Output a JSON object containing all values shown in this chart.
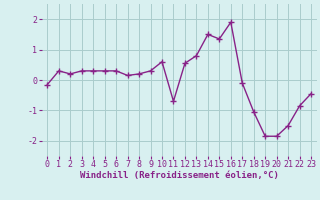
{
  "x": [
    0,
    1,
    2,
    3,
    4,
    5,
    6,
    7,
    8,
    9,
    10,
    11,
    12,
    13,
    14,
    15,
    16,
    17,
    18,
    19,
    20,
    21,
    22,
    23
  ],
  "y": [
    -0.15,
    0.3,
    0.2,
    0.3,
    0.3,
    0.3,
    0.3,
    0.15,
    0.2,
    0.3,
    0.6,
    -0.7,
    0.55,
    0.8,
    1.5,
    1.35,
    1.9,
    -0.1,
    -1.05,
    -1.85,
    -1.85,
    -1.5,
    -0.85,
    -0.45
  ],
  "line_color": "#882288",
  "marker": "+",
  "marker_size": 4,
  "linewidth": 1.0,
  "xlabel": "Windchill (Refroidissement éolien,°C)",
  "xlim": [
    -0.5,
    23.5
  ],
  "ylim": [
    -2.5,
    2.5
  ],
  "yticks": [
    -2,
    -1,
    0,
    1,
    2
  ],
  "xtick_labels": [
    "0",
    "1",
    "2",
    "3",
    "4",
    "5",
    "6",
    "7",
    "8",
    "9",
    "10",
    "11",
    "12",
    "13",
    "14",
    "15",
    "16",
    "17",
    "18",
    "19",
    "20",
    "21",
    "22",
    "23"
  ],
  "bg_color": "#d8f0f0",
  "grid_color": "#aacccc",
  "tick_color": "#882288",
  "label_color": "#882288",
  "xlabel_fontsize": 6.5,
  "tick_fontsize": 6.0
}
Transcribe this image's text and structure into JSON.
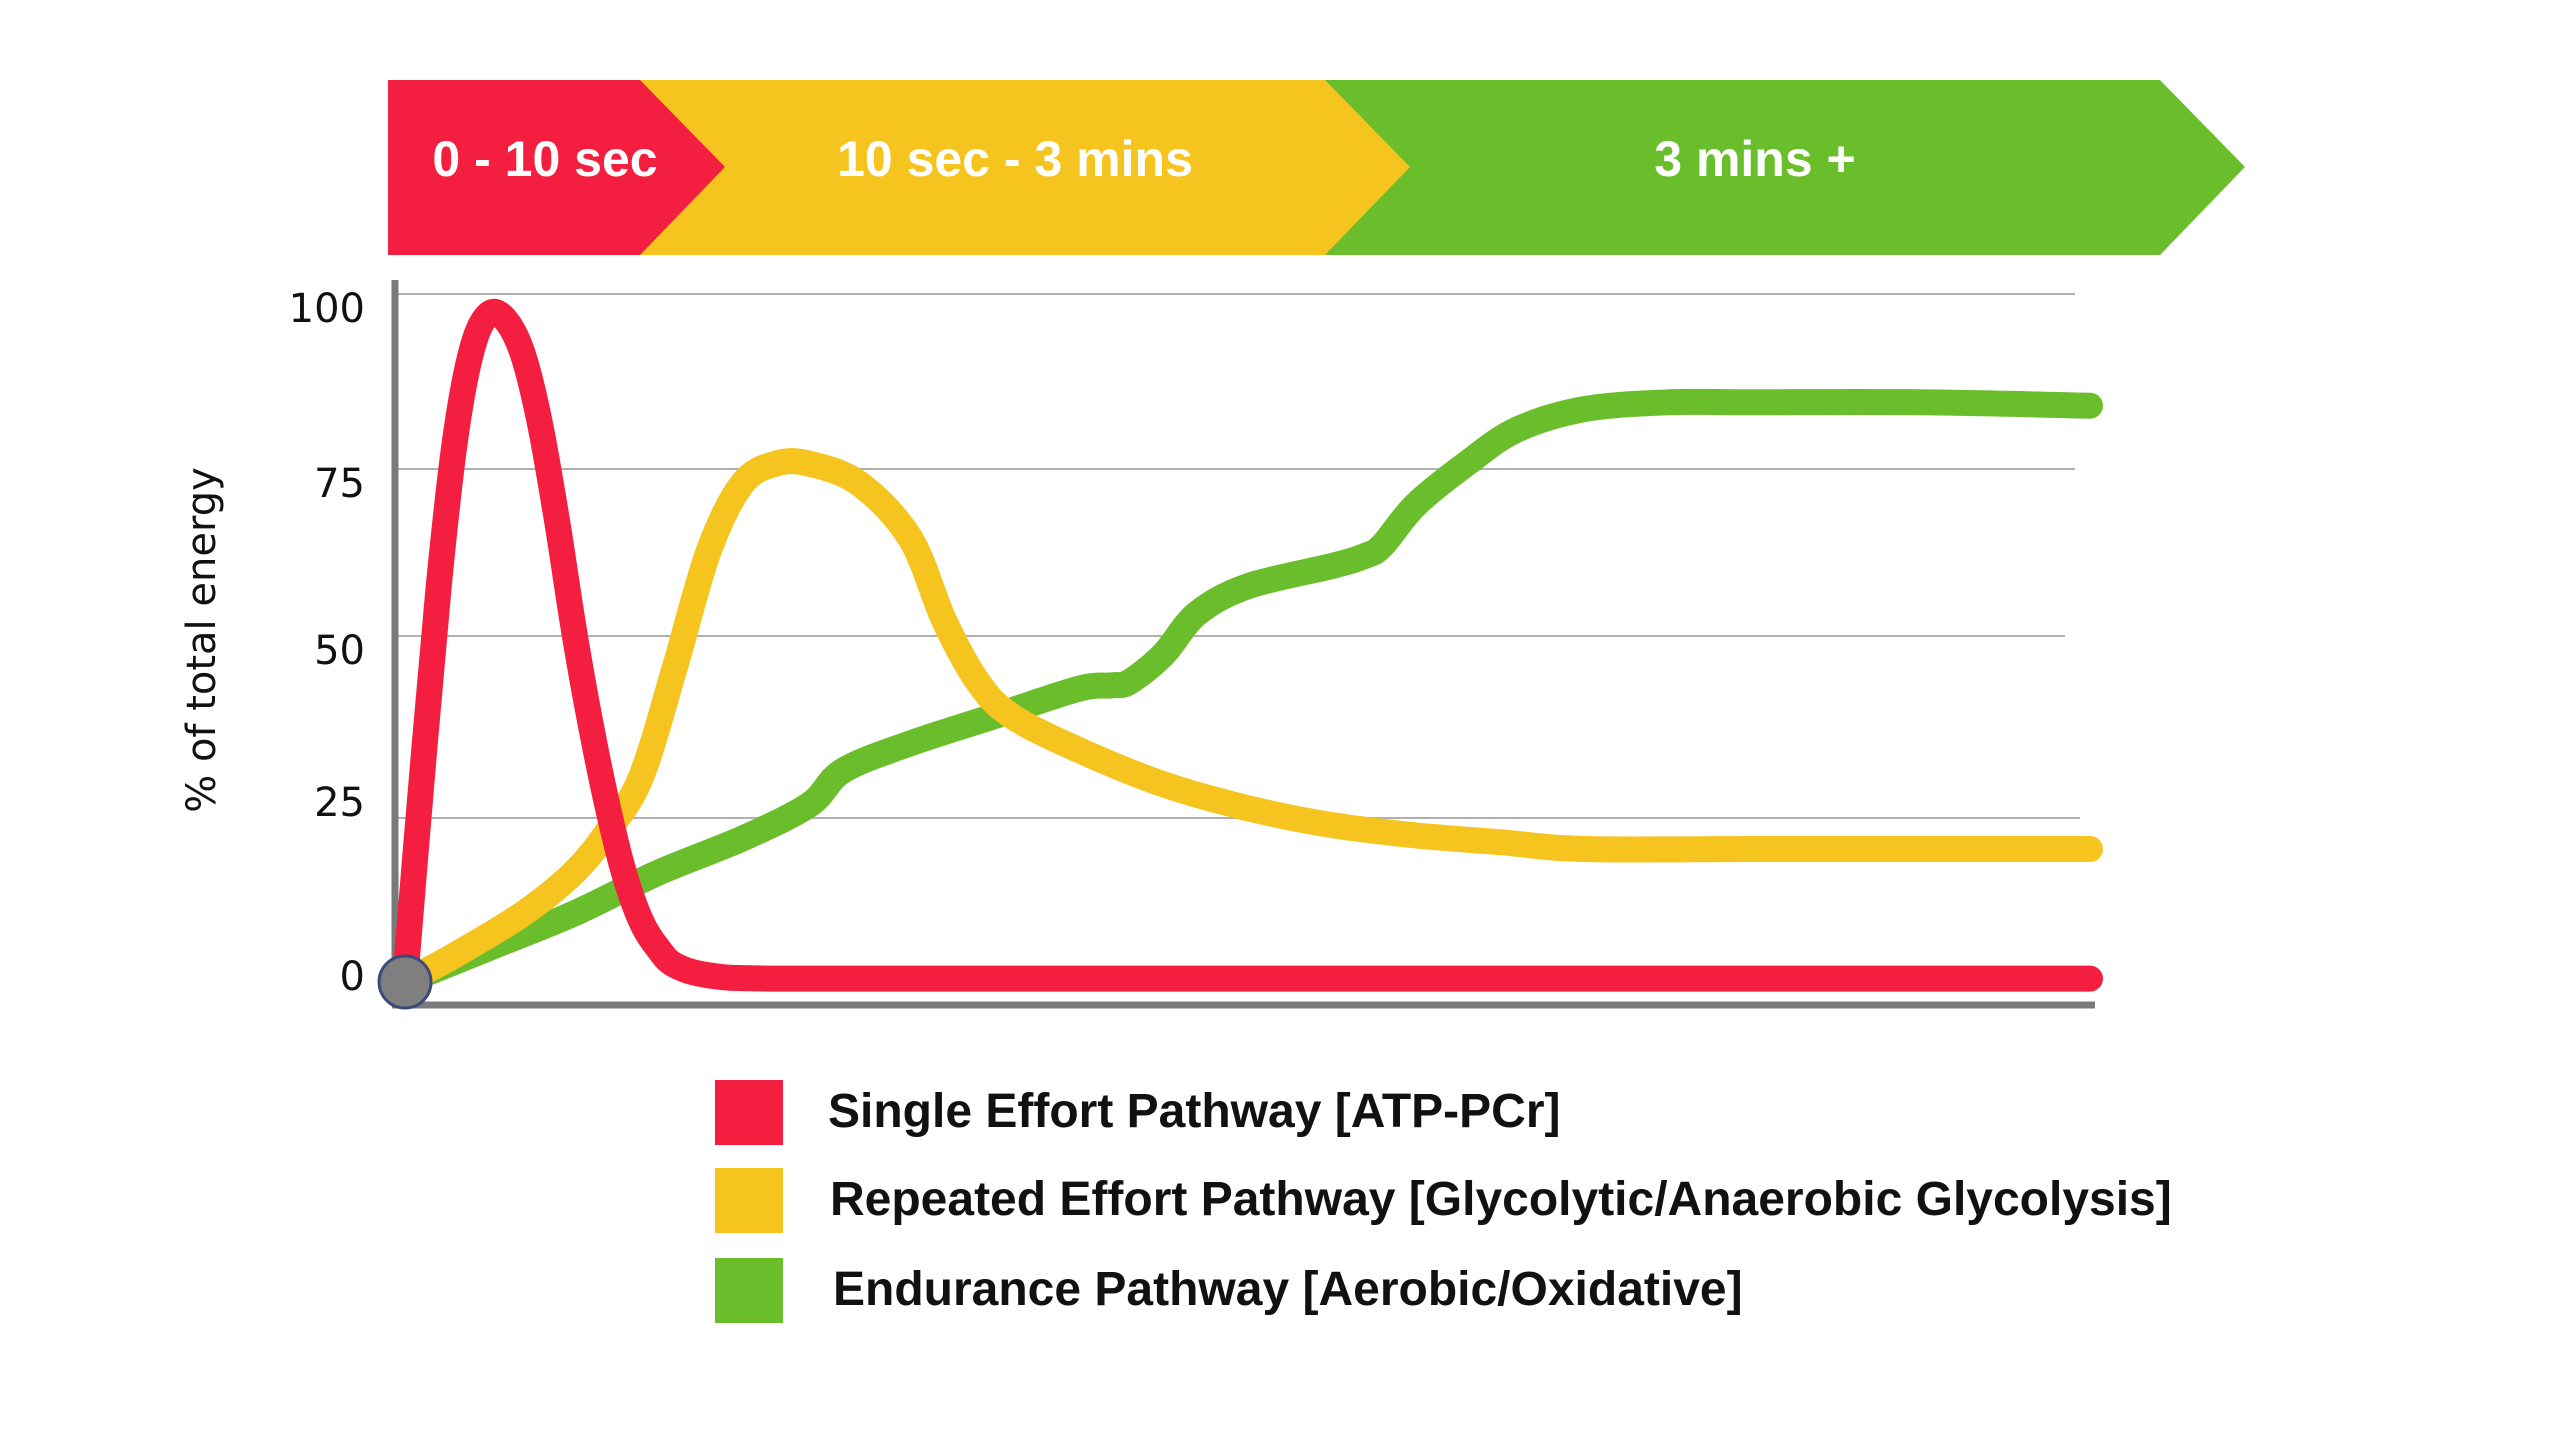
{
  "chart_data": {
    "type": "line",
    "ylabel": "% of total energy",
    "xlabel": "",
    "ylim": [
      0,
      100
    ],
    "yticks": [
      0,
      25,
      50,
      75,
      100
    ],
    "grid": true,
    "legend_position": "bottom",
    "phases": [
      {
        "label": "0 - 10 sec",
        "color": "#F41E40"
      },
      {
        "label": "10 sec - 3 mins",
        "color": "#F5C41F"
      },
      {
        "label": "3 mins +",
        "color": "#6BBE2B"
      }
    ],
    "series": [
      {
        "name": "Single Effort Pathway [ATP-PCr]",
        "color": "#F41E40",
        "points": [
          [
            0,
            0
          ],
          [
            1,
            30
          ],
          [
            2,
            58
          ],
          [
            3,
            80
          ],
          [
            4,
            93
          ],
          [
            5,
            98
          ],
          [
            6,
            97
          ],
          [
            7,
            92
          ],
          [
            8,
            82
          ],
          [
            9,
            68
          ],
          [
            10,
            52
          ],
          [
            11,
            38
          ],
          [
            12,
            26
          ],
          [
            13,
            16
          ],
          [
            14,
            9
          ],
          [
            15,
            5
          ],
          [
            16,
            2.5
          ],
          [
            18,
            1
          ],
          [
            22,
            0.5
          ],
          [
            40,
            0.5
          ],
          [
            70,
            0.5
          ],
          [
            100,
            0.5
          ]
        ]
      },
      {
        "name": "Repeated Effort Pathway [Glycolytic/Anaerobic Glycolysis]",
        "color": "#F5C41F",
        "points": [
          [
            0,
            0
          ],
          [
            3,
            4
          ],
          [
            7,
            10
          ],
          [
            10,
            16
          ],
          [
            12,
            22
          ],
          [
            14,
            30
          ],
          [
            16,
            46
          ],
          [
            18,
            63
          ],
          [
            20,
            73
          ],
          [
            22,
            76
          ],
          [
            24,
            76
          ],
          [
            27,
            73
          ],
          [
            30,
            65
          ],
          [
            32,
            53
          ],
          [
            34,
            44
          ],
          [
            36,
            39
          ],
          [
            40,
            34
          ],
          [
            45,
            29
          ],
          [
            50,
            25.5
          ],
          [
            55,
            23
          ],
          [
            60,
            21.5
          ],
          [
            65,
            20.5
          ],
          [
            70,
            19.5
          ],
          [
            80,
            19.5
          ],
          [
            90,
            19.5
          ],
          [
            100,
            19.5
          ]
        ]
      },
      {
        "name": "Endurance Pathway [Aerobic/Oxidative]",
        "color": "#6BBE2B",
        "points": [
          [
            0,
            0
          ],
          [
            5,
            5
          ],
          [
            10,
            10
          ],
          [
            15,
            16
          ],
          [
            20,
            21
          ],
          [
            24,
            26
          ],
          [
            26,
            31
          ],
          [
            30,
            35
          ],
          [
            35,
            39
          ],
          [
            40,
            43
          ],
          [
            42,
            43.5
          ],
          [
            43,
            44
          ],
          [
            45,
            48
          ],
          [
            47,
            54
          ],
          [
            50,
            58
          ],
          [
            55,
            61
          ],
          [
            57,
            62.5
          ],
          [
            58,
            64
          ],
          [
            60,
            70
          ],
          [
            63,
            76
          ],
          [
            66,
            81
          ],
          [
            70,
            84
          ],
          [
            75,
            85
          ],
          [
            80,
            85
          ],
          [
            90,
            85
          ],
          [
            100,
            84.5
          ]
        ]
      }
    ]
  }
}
- - -
Determine how many lines of the material include the string "JSON". Output only that count.

2